--- Start MATERIAL FOR THIS EXERCISE ---

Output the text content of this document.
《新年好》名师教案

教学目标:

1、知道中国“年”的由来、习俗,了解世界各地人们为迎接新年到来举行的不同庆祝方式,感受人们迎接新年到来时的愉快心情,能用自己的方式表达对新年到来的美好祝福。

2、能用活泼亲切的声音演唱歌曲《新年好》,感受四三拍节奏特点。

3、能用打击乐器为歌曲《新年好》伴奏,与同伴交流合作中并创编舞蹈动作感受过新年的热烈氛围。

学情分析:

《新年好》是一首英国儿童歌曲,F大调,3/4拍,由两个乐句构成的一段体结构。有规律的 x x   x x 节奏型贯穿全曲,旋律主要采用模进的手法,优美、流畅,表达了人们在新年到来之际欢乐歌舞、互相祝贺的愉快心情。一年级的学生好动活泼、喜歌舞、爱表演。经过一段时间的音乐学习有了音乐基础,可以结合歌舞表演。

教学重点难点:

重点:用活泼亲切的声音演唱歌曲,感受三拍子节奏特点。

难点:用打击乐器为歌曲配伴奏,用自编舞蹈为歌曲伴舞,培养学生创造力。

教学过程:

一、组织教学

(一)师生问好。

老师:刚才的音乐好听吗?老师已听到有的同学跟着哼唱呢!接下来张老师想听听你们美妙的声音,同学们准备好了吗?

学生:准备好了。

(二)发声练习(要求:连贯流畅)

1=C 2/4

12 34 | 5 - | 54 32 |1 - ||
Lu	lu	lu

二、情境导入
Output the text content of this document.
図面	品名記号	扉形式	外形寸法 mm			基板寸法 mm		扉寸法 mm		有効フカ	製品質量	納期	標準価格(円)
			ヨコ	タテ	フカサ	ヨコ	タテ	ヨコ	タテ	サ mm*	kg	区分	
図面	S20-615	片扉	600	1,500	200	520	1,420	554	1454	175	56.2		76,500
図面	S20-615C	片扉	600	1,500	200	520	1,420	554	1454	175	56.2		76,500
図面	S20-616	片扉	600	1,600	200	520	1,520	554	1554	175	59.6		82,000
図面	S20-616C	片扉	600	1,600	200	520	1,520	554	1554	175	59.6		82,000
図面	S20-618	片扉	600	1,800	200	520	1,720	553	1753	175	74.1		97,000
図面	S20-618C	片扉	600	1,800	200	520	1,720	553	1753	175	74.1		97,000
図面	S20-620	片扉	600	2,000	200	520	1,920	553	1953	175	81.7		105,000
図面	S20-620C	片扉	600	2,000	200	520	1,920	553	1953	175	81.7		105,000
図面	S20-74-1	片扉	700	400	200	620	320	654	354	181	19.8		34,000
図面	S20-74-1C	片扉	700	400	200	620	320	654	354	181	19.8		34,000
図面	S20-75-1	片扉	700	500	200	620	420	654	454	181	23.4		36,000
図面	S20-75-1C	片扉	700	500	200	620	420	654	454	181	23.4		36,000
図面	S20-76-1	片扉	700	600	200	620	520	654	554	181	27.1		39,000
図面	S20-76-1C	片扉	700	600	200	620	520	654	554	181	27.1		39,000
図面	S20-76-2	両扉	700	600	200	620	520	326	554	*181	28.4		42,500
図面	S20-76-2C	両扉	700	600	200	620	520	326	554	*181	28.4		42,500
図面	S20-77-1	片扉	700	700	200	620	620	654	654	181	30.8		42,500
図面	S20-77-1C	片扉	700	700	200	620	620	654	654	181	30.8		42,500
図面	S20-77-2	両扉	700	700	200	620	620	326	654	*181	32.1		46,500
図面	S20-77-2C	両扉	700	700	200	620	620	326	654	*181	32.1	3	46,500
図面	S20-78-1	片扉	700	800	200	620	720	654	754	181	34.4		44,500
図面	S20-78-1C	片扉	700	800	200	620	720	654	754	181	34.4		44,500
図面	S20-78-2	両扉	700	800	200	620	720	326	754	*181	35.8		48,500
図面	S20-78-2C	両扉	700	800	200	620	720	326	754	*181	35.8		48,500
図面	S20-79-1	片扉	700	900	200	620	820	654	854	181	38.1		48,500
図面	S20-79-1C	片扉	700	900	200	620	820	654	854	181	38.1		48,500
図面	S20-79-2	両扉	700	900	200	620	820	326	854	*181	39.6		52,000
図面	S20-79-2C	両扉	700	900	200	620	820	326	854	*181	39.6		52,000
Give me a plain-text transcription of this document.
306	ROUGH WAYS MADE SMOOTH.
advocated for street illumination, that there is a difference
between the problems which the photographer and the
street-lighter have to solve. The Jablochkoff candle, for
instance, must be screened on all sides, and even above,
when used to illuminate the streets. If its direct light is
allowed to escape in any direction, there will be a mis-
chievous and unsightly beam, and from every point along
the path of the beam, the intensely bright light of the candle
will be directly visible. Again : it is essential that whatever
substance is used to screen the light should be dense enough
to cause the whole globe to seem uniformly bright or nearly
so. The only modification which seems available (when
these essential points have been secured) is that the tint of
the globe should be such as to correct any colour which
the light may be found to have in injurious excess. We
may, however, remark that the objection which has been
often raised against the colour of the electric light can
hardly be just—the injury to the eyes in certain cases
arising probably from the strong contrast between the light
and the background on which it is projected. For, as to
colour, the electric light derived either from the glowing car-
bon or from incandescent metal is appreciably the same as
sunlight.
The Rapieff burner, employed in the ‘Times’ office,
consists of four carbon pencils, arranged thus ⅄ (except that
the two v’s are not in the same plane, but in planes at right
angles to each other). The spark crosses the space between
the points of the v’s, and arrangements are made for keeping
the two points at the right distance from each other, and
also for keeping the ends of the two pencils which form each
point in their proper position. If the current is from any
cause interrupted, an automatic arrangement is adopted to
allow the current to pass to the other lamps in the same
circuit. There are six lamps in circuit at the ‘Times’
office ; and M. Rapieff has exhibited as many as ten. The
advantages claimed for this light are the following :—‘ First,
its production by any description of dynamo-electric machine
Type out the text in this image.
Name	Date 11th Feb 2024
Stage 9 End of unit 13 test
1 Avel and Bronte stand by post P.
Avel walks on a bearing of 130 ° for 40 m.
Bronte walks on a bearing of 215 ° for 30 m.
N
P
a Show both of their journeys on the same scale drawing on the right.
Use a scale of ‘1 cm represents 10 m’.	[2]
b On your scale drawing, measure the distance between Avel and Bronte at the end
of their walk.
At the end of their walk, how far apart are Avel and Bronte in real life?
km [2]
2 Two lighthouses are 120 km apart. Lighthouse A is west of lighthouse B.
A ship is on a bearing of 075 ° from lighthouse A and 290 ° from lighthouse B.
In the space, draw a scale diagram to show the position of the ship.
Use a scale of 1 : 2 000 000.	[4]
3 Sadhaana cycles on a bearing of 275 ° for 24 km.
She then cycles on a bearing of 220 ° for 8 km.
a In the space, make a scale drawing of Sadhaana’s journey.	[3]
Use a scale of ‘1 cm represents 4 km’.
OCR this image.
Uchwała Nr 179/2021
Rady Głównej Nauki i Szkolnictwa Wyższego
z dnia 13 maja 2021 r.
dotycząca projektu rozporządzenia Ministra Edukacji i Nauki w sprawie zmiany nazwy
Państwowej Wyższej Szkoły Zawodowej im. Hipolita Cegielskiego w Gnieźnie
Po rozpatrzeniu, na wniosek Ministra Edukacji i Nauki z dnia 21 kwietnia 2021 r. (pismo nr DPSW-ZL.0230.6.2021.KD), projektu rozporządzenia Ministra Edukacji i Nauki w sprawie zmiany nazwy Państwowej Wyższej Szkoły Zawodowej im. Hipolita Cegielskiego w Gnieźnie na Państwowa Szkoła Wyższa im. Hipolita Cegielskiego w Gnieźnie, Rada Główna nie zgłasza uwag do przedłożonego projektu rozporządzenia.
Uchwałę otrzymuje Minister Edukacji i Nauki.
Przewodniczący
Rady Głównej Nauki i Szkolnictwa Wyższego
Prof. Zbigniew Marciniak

--- End MATERIAL FOR THIS EXERCISE ---

(STATED EXERCISE) Write the lines out exactly, from the one with "OCR this image." down to the last line of the listing, and leave out all others.

(WRITTEN RESPONSE)
OCR this image.
Uchwała Nr 179/2021
Rady Głównej Nauki i Szkolnictwa Wyższego
z dnia 13 maja 2021 r.
dotycząca projektu rozporządzenia Ministra Edukacji i Nauki w sprawie zmiany nazwy
Państwowej Wyższej Szkoły Zawodowej im. Hipolita Cegielskiego w Gnieźnie
Po rozpatrzeniu, na wniosek Ministra Edukacji i Nauki z dnia 21 kwietnia 2021 r. (pismo nr DPSW-ZL.0230.6.2021.KD), projektu rozporządzenia Ministra Edukacji i Nauki w sprawie zmiany nazwy Państwowej Wyższej Szkoły Zawodowej im. Hipolita Cegielskiego w Gnieźnie na Państwowa Szkoła Wyższa im. Hipolita Cegielskiego w Gnieźnie, Rada Główna nie zgłasza uwag do przedłożonego projektu rozporządzenia.
Uchwałę otrzymuje Minister Edukacji i Nauki.
Przewodniczący
Rady Głównej Nauki i Szkolnictwa Wyższego
Prof. Zbigniew Marciniak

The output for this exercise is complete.